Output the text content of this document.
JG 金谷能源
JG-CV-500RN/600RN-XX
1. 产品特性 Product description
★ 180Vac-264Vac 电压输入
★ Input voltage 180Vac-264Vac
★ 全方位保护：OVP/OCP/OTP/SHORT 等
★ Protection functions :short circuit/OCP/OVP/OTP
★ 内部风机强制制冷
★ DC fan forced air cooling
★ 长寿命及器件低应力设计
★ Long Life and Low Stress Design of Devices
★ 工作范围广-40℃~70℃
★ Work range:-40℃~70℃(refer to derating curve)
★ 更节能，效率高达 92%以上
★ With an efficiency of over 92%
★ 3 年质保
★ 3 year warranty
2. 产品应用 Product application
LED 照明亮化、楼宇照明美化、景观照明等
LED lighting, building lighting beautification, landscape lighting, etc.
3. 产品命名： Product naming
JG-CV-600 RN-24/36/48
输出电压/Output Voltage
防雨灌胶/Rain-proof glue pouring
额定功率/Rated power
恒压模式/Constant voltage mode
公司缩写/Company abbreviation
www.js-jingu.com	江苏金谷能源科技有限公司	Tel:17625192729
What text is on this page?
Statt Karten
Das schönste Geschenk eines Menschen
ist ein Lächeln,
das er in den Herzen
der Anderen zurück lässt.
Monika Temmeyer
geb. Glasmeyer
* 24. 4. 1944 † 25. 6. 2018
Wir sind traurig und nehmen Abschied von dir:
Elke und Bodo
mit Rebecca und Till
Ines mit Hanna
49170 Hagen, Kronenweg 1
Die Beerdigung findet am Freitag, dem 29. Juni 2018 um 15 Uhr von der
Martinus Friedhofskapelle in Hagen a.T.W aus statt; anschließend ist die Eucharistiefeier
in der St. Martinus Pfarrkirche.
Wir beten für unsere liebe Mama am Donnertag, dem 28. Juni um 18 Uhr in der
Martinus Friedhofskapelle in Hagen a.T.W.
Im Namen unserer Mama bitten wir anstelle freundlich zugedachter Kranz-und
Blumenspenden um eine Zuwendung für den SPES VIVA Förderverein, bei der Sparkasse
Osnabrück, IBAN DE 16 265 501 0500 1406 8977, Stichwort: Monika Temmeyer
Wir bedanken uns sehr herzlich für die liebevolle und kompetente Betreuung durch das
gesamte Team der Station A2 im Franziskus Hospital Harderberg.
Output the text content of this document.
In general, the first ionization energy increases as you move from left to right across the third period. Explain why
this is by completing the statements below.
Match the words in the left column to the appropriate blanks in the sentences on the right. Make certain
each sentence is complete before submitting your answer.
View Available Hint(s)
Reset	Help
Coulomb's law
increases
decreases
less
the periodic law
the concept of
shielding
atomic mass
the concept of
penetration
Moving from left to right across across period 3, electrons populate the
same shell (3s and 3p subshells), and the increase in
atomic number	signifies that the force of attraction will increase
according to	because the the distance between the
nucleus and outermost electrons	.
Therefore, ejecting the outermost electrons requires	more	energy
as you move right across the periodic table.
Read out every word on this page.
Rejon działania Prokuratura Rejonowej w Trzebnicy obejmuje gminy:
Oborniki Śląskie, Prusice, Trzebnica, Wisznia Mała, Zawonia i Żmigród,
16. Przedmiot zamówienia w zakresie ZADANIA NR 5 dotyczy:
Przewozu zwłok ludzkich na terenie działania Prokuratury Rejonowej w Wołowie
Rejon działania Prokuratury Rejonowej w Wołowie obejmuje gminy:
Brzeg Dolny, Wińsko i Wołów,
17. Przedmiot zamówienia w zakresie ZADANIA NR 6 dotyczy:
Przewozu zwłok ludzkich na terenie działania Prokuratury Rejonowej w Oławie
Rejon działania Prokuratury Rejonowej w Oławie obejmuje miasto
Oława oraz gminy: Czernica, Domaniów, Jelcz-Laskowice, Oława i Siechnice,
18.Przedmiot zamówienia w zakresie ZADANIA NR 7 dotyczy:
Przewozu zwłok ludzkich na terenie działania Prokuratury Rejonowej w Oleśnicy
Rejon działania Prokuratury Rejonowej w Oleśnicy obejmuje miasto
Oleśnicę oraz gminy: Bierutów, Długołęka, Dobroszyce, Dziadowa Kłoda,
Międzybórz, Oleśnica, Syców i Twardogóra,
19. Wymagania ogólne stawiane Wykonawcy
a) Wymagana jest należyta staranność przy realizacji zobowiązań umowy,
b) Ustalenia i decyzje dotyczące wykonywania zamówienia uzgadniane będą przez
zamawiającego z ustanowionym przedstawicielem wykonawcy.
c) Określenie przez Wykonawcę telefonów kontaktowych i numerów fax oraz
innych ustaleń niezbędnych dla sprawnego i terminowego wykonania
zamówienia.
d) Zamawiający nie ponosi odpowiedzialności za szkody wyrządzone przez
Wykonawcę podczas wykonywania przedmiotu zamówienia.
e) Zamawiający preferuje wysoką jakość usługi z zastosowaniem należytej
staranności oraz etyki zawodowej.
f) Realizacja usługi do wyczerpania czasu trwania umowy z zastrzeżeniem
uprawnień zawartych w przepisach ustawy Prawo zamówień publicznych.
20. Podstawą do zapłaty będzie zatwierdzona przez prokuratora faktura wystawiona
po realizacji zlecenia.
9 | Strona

- [EXERCISE PROMPT]: Look through the listing above and count the lines where the string "atomic" appears. Report the number only.

- [RESULT OF THIS EXERCISE]: 2